Task brief
Retype the rows that begin at the line containing "segment this screenshot: for" and end after the line containing "- tree-node-label: HMM", with every character unchanged.

Data rows
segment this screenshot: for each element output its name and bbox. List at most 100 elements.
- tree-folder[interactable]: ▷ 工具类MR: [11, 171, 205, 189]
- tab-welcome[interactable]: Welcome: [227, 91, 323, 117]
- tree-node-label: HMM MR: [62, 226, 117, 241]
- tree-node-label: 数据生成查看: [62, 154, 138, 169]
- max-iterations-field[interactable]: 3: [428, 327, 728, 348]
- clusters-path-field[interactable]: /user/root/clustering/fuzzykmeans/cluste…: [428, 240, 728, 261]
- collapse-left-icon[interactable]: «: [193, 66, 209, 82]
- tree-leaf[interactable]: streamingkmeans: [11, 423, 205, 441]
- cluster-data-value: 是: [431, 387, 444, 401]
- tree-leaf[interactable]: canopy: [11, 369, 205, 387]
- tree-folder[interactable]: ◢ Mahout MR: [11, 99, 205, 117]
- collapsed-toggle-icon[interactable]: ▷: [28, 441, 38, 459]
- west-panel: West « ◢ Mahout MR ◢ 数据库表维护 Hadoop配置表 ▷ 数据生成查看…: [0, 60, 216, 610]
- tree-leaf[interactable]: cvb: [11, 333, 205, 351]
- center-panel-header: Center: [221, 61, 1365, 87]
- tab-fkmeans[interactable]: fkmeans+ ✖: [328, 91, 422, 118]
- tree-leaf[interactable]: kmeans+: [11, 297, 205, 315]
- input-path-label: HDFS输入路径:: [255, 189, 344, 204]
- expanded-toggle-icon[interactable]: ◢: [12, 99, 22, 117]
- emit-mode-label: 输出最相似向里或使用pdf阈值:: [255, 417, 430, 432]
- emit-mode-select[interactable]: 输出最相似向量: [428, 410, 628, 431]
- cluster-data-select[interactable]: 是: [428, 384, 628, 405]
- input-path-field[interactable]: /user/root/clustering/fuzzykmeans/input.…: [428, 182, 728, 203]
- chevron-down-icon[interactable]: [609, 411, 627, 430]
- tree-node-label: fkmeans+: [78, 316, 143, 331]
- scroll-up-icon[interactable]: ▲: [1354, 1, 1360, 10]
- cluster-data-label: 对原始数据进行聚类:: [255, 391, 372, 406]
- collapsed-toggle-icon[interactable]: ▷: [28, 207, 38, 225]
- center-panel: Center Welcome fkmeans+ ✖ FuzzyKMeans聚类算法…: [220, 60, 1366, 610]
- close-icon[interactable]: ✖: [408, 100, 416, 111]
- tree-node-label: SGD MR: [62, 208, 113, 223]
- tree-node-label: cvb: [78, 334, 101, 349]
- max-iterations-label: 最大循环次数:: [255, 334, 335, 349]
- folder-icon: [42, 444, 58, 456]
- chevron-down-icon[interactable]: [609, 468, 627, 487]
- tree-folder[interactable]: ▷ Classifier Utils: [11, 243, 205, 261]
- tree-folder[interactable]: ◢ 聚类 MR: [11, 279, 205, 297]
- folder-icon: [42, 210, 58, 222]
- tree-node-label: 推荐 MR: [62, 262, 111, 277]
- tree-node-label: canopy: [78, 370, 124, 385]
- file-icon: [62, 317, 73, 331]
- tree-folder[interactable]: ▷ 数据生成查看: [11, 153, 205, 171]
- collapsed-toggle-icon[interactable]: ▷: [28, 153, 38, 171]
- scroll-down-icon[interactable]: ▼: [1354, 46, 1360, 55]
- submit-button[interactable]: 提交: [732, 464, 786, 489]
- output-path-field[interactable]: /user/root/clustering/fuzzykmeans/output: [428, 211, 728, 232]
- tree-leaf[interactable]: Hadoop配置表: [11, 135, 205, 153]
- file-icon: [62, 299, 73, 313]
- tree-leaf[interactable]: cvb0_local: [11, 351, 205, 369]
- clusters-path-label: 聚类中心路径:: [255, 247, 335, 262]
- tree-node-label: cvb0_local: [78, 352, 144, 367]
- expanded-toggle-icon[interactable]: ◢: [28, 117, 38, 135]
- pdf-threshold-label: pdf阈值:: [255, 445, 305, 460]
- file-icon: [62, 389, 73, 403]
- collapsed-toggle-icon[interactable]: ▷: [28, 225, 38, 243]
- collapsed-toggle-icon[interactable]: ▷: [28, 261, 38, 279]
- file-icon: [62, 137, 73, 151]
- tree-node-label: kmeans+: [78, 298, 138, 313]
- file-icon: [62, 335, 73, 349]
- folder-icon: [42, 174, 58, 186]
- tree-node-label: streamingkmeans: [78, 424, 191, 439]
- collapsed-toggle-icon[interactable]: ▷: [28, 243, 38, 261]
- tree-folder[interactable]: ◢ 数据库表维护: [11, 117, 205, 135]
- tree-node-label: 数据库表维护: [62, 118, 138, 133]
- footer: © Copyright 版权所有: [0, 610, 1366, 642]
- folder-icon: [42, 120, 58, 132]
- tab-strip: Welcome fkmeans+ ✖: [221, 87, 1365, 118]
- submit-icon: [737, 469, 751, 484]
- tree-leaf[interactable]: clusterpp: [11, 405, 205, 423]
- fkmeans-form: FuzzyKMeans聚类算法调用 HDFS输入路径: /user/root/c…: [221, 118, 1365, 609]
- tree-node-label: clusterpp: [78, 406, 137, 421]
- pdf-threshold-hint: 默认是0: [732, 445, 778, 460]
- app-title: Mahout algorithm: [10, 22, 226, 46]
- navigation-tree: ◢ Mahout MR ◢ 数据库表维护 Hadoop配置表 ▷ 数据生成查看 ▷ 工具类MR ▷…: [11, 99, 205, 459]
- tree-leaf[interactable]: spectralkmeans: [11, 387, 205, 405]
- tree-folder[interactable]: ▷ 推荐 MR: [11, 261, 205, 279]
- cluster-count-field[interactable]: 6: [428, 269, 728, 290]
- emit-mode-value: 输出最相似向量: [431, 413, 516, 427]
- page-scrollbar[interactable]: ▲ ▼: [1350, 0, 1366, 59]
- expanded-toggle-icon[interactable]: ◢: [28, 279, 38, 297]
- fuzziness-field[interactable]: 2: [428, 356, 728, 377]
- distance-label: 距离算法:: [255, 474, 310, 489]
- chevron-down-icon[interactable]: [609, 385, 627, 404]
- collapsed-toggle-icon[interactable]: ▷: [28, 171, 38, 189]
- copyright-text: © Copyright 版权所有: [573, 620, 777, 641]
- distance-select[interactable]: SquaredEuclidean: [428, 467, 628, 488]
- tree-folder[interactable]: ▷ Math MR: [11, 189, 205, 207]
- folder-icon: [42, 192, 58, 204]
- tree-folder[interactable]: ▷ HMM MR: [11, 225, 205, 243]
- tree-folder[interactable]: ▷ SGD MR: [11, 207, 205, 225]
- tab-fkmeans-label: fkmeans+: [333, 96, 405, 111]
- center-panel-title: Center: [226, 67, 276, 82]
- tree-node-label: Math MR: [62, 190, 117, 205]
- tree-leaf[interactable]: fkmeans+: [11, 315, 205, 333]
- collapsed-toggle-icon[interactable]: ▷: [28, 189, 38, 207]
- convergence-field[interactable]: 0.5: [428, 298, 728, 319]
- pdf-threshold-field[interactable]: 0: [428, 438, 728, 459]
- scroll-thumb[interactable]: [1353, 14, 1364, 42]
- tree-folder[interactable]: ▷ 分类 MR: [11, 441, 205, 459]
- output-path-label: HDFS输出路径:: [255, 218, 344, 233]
==
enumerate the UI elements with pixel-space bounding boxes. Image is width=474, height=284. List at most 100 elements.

Task solution
segment this screenshot: for each element output its name and bbox. List at most 100 elements.
- tree-folder[interactable]: ▷ 工具类MR: [11, 171, 205, 189]
- tab-welcome[interactable]: Welcome: [227, 91, 323, 117]
- tree-node-label: HMM MR: [62, 226, 117, 241]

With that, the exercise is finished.